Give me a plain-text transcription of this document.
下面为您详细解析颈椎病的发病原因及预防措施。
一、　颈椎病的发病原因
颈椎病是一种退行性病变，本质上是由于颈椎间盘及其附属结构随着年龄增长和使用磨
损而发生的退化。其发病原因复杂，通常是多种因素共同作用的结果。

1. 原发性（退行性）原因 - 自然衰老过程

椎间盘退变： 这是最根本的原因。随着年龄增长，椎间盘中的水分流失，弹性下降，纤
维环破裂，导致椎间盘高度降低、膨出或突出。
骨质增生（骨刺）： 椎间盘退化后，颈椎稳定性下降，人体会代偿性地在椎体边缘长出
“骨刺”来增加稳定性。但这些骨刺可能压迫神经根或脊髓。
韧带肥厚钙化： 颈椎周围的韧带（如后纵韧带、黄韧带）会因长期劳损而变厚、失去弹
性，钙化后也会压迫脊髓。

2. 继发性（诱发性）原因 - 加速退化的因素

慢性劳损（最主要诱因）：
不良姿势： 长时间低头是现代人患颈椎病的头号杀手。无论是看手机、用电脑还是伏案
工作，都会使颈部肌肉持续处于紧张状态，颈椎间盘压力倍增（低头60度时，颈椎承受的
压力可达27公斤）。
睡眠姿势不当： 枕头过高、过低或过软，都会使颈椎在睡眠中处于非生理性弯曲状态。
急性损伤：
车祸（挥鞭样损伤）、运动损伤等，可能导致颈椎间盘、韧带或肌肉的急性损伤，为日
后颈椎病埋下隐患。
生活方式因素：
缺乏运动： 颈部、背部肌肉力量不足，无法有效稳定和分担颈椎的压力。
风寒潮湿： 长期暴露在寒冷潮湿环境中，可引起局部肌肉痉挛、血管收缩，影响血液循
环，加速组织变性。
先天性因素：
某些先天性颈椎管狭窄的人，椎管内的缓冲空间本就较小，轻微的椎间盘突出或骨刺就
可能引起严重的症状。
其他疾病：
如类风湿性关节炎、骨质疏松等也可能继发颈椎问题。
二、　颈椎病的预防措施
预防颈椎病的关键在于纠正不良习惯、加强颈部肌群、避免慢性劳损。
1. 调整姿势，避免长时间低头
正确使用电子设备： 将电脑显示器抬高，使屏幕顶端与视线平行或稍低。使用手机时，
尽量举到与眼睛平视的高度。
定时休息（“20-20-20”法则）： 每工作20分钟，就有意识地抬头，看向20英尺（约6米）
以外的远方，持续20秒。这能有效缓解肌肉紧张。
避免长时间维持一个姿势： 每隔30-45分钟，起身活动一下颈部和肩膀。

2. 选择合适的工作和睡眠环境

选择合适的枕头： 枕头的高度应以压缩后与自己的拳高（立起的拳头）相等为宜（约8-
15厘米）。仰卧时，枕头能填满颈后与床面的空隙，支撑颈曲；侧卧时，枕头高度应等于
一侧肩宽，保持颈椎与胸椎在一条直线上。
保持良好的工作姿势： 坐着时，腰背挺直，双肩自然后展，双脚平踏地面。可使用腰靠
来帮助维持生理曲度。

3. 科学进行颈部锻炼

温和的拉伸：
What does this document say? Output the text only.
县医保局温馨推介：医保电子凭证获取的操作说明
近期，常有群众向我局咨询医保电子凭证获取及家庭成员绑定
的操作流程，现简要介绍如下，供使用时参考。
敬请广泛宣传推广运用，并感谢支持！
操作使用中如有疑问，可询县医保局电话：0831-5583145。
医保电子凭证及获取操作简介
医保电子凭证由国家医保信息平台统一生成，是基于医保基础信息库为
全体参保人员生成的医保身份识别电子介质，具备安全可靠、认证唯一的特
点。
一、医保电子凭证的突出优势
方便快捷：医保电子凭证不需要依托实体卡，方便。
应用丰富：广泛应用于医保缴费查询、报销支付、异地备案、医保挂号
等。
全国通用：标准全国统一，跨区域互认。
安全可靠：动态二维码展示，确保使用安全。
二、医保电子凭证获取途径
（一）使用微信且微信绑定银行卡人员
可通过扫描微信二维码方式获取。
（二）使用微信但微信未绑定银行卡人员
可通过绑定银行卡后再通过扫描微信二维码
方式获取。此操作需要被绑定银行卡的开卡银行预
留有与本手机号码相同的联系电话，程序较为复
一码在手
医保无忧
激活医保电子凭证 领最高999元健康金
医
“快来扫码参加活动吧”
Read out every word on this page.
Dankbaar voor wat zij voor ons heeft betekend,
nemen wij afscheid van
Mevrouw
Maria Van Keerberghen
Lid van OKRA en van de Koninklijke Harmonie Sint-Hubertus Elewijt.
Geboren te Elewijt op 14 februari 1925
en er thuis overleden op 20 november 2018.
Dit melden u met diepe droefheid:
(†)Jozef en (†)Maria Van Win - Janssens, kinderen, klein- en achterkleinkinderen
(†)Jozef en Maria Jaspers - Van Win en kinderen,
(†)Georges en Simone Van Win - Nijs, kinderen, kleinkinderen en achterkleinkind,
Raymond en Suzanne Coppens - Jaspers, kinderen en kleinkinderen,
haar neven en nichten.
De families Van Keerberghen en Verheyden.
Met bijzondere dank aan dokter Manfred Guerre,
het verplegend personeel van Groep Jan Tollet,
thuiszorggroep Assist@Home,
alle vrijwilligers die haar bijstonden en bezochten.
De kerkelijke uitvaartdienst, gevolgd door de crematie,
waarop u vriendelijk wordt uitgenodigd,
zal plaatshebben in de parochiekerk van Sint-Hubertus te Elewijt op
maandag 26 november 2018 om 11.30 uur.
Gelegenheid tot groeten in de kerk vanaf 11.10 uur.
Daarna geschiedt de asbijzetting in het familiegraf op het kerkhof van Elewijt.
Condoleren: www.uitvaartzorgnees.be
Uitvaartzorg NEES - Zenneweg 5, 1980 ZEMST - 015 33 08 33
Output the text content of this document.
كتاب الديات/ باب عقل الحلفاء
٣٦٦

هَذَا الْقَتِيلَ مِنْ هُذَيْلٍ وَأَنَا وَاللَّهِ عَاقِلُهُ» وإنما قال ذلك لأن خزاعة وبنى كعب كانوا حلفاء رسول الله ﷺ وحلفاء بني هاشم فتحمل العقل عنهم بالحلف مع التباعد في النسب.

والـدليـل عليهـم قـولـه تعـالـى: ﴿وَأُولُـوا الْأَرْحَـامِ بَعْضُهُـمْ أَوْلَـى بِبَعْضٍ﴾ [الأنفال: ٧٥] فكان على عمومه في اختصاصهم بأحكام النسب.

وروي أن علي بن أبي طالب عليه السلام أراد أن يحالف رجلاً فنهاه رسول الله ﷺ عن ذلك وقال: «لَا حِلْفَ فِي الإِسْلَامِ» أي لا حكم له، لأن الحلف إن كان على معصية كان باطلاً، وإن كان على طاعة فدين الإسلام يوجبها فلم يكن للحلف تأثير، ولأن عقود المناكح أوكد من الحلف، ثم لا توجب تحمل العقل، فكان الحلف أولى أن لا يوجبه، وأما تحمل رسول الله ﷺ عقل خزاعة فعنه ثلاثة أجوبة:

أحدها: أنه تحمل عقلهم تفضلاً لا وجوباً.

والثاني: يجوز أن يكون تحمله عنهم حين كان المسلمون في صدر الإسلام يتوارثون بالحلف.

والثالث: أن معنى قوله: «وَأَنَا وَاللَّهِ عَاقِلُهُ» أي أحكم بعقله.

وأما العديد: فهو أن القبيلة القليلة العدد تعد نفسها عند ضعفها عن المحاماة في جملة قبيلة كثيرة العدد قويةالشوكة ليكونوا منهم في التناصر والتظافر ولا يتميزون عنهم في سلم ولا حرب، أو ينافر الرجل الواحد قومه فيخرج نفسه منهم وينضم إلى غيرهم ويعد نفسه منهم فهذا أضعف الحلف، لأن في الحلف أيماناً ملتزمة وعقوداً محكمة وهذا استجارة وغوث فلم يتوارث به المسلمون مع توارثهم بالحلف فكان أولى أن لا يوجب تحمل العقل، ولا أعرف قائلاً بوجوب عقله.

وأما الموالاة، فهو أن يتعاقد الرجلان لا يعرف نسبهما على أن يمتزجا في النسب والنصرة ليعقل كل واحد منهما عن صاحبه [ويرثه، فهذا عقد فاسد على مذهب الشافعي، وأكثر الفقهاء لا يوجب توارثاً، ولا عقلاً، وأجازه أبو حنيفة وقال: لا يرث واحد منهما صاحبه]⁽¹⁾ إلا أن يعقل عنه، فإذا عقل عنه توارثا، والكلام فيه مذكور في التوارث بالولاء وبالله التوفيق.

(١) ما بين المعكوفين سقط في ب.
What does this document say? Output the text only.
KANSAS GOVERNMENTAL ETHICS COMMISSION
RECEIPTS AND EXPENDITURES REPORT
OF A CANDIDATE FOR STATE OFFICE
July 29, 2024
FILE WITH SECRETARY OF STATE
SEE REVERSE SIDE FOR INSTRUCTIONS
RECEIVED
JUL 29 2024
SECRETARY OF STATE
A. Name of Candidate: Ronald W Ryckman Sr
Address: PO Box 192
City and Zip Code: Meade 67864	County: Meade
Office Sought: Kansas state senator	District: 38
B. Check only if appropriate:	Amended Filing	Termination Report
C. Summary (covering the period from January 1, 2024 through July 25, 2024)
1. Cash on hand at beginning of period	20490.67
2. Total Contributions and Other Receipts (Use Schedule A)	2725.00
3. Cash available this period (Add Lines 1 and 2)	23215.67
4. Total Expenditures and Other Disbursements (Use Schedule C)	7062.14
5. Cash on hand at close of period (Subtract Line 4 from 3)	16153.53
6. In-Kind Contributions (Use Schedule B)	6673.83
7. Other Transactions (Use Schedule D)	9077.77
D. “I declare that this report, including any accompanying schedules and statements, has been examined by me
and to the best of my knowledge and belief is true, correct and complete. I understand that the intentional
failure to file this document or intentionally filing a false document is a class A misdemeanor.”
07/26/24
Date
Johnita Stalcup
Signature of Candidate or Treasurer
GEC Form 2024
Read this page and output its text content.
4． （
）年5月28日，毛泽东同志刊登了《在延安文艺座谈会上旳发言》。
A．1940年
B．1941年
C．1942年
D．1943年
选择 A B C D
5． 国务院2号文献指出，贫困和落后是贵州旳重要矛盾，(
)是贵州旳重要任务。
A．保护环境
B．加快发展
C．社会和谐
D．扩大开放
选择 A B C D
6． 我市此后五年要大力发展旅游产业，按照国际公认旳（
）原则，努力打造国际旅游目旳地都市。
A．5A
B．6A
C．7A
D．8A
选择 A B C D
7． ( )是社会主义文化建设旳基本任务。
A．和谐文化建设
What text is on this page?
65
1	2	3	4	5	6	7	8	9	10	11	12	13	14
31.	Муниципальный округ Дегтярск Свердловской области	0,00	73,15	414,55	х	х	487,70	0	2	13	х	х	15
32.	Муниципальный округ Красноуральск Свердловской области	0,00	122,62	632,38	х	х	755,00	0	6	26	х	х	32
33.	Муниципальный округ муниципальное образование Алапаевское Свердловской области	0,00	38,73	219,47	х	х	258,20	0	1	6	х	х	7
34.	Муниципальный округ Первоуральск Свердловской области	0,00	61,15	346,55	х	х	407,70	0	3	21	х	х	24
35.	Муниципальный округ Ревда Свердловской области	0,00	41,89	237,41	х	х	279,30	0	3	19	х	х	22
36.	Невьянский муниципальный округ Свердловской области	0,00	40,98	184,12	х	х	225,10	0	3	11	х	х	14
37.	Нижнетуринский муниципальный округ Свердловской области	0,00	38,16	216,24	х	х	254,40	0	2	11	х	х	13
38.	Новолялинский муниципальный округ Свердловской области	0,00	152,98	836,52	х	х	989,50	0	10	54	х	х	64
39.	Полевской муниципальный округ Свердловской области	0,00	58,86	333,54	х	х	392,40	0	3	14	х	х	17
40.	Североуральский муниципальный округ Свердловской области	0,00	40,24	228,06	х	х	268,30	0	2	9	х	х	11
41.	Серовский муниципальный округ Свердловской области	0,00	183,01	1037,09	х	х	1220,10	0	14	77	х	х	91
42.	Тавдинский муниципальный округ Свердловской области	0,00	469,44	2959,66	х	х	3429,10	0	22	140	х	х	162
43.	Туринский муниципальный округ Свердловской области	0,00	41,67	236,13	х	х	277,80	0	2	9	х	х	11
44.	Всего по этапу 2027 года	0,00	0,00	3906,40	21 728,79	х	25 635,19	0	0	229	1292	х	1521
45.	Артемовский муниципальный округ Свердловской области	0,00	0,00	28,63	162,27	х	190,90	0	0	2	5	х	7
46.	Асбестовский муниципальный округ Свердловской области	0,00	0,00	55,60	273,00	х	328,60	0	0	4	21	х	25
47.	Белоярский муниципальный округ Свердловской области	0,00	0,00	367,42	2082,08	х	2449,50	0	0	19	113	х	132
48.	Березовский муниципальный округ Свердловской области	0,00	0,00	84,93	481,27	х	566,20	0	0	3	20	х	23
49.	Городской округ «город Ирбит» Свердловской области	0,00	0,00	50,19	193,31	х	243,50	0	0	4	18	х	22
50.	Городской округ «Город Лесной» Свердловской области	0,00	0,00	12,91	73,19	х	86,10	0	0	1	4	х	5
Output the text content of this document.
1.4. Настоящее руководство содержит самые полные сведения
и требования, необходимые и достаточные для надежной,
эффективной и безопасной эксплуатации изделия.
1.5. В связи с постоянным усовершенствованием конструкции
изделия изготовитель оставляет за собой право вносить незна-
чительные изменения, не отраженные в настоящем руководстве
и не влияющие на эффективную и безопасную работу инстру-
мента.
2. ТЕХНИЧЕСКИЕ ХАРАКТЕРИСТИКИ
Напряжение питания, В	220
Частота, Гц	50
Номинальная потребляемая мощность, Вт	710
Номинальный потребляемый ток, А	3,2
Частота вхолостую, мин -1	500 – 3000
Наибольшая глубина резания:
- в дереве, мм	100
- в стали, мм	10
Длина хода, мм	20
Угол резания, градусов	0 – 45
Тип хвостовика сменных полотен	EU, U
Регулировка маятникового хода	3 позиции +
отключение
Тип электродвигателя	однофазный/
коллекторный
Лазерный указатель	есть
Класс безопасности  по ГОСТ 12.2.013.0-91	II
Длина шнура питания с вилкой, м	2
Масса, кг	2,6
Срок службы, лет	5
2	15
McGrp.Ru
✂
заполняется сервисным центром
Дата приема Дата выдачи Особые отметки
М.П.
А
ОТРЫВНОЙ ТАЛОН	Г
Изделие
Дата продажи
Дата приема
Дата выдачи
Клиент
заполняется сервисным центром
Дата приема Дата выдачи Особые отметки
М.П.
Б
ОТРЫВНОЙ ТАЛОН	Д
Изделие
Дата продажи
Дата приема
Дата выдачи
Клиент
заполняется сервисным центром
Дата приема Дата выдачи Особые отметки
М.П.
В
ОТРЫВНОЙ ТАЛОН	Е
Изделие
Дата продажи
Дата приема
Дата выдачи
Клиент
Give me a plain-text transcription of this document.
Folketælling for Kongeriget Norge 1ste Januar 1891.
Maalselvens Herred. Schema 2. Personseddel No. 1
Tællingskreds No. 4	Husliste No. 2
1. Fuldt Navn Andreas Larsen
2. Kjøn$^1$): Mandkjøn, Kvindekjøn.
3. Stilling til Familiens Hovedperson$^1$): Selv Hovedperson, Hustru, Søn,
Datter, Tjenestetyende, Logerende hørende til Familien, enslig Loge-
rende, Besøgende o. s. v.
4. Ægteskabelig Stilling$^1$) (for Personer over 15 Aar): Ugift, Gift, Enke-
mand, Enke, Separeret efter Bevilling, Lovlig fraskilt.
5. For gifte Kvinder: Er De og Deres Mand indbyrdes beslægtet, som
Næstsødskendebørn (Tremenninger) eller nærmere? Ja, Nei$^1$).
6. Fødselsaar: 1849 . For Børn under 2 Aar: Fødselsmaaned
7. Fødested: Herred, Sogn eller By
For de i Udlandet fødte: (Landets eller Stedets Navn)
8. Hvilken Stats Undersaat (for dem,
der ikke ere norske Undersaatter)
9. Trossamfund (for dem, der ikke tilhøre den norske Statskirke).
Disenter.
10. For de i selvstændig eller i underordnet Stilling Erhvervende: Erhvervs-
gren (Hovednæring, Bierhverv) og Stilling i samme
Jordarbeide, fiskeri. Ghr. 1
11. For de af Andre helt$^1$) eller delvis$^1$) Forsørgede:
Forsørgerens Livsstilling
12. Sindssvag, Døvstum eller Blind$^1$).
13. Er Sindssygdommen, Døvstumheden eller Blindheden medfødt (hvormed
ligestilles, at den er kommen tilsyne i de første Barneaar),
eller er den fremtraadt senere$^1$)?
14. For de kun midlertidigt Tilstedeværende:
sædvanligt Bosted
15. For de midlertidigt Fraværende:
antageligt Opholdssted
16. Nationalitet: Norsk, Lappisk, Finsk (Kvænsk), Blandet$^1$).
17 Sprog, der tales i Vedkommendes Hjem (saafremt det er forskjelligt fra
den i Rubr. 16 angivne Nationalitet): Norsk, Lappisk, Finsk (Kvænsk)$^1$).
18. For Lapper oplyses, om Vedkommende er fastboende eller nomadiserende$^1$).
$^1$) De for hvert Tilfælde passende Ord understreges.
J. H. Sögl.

+++

- **Aim of the exercise**:
Which lines include "eller"? Copy each of them out.

- **Solution for this problem**:
Næstsødskendebørn (Tremenninger) eller nærmere? Ja, Nei$^1$).
7. Fødested: Herred, Sogn eller By
For de i Udlandet fødte: (Landets eller Stedets Navn)
10. For de i selvstændig eller i underordnet Stilling Erhvervende: Erhvervs-
11. For de af Andre helt$^1$) eller delvis$^1$) Forsørgede:
12. Sindssvag, Døvstum eller Blind$^1$).
13. Er Sindssygdommen, Døvstumheden eller Blindheden medfødt (hvormed
eller er den fremtraadt senere$^1$)?
18. For Lapper oplyses, om Vedkommende er fastboende eller nomadiserende$^1$).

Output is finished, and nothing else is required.